_Task requirements_
Reproduce the lines beginning at the one that has "author-department: Department of" and stopping after the one that has "842, 140, 852]", swapping "Kobe University" for "Kobe Univ." and leaving everything else unchanged.

_Task inputs_

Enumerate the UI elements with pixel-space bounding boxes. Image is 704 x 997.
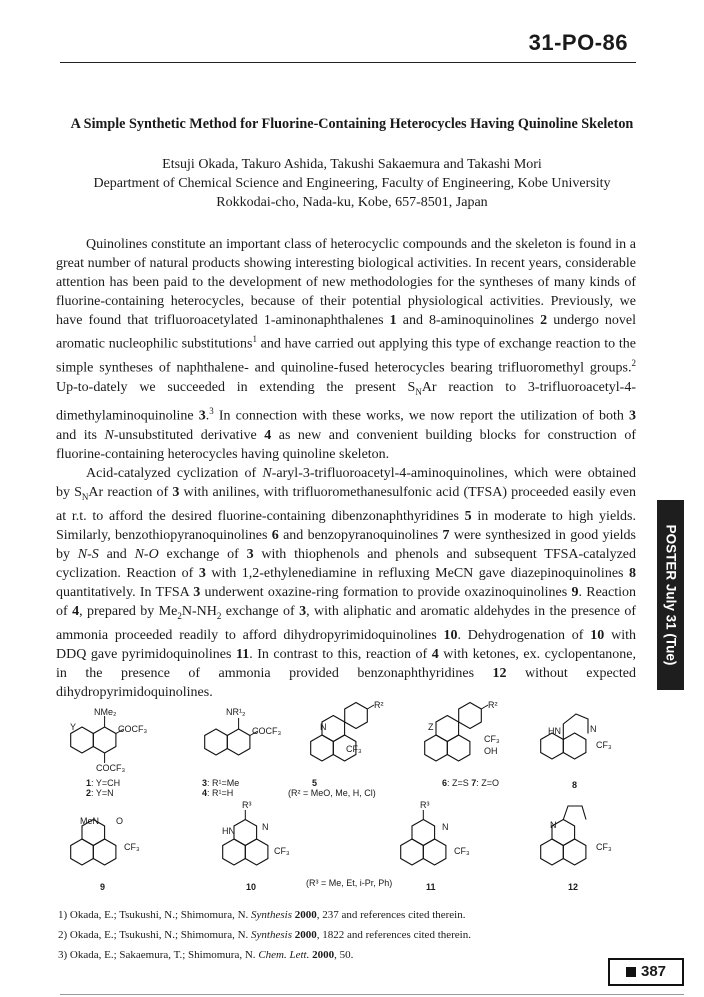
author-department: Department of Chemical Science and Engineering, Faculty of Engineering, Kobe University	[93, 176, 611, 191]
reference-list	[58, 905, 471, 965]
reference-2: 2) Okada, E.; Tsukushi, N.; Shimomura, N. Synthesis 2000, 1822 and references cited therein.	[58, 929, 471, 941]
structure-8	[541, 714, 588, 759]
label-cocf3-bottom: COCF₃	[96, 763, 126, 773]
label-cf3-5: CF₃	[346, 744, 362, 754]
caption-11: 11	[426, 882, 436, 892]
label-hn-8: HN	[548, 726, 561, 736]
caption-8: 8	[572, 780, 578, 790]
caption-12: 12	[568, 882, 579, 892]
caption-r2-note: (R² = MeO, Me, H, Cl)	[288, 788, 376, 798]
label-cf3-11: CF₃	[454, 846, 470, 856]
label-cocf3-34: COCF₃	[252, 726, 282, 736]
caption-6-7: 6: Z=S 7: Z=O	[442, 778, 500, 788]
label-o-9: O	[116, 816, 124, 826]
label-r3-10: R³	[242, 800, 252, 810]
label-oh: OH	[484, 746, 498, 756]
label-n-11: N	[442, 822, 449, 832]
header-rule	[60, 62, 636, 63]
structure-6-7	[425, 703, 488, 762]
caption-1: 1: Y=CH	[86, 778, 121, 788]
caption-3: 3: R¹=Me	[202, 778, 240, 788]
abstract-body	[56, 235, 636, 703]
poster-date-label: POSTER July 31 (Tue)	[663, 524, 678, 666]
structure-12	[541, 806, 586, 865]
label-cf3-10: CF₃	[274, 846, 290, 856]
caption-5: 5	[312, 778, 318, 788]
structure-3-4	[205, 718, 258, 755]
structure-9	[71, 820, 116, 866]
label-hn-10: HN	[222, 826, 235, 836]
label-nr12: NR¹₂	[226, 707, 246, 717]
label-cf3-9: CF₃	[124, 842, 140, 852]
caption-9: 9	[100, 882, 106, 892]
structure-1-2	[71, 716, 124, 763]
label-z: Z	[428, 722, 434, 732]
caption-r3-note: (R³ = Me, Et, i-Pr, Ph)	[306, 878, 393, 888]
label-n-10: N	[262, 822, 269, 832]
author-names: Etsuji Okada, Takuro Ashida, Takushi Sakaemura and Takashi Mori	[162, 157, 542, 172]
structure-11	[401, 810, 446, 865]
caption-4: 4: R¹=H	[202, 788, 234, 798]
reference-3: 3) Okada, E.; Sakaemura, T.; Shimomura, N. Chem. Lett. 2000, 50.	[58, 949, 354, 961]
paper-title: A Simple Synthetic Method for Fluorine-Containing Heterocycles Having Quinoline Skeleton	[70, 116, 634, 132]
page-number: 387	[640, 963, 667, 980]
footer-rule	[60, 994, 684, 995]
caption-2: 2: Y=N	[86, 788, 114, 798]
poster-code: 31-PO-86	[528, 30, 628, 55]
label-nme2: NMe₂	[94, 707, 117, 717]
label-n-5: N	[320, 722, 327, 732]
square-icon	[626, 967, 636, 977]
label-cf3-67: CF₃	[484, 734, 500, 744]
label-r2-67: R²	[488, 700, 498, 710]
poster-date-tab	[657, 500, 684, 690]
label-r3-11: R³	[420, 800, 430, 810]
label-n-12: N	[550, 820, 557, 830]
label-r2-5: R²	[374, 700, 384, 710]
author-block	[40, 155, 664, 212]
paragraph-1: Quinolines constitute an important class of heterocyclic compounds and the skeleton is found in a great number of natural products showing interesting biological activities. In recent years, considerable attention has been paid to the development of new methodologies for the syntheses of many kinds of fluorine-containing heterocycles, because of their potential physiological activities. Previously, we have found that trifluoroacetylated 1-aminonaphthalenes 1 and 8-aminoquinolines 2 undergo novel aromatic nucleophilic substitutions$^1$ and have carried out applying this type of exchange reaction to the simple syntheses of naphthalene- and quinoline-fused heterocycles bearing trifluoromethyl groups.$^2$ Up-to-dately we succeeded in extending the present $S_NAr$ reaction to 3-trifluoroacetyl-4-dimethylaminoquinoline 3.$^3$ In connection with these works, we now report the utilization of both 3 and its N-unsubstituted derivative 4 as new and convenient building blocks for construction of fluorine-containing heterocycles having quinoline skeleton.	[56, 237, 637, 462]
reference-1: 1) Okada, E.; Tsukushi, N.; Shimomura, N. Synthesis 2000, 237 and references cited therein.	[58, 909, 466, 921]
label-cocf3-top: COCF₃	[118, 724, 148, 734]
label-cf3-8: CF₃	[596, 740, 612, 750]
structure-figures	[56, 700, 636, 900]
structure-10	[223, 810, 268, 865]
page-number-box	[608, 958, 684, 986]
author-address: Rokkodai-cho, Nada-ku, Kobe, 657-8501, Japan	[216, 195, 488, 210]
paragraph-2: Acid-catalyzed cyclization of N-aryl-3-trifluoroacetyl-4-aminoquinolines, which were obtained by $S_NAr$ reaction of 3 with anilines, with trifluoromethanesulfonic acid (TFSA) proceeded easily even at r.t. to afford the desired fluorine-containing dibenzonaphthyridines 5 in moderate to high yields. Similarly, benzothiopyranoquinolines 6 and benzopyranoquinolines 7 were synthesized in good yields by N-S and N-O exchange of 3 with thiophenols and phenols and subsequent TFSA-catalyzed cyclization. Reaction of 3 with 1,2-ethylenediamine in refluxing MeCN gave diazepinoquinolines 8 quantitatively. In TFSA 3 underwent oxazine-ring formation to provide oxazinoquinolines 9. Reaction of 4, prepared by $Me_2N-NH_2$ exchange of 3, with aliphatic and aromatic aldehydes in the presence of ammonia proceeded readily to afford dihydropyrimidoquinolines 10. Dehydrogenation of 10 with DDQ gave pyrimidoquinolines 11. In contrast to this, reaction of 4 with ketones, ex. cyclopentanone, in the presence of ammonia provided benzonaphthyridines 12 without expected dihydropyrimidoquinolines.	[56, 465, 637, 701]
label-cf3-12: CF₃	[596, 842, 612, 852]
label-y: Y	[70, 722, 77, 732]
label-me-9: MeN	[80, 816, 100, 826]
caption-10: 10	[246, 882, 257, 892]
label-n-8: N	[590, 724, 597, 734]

_Completed exercise_
author-department: Department of Chemical Science and Engineering, Faculty of Engineering, Kobe Univ.	[93, 176, 611, 191]
reference-list	[58, 905, 471, 965]
reference-2: 2) Okada, E.; Tsukushi, N.; Shimomura, N. Synthesis 2000, 1822 and references cited therein.	[58, 929, 471, 941]
structure-8	[541, 714, 588, 759]
label-cocf3-bottom: COCF₃	[96, 763, 126, 773]
label-cf3-5: CF₃	[346, 744, 362, 754]
caption-11: 11	[426, 882, 436, 892]
label-hn-8: HN	[548, 726, 561, 736]
caption-8: 8	[572, 780, 578, 790]
caption-12: 12	[568, 882, 579, 892]
caption-r2-note: (R² = MeO, Me, H, Cl)	[288, 788, 376, 798]
label-cf3-11: CF₃	[454, 846, 470, 856]
label-cocf3-34: COCF₃	[252, 726, 282, 736]
caption-6-7: 6: Z=S 7: Z=O	[442, 778, 500, 788]
label-o-9: O	[116, 816, 124, 826]
label-r3-10: R³	[242, 800, 252, 810]
label-oh: OH	[484, 746, 498, 756]
label-n-11: N	[442, 822, 449, 832]
header-rule	[60, 62, 636, 63]
structure-6-7	[425, 703, 488, 762]
caption-1: 1: Y=CH	[86, 778, 121, 788]
caption-3: 3: R¹=Me	[202, 778, 240, 788]
abstract-body	[56, 235, 636, 703]
poster-date-label: POSTER July 31 (Tue)	[663, 524, 678, 666]
structure-12	[541, 806, 586, 865]
label-cf3-10: CF₃	[274, 846, 290, 856]
caption-5: 5	[312, 778, 318, 788]
structure-3-4	[205, 718, 258, 755]
structure-9	[71, 820, 116, 866]
label-hn-10: HN	[222, 826, 235, 836]
label-nr12: NR¹₂	[226, 707, 246, 717]
label-cf3-9: CF₃	[124, 842, 140, 852]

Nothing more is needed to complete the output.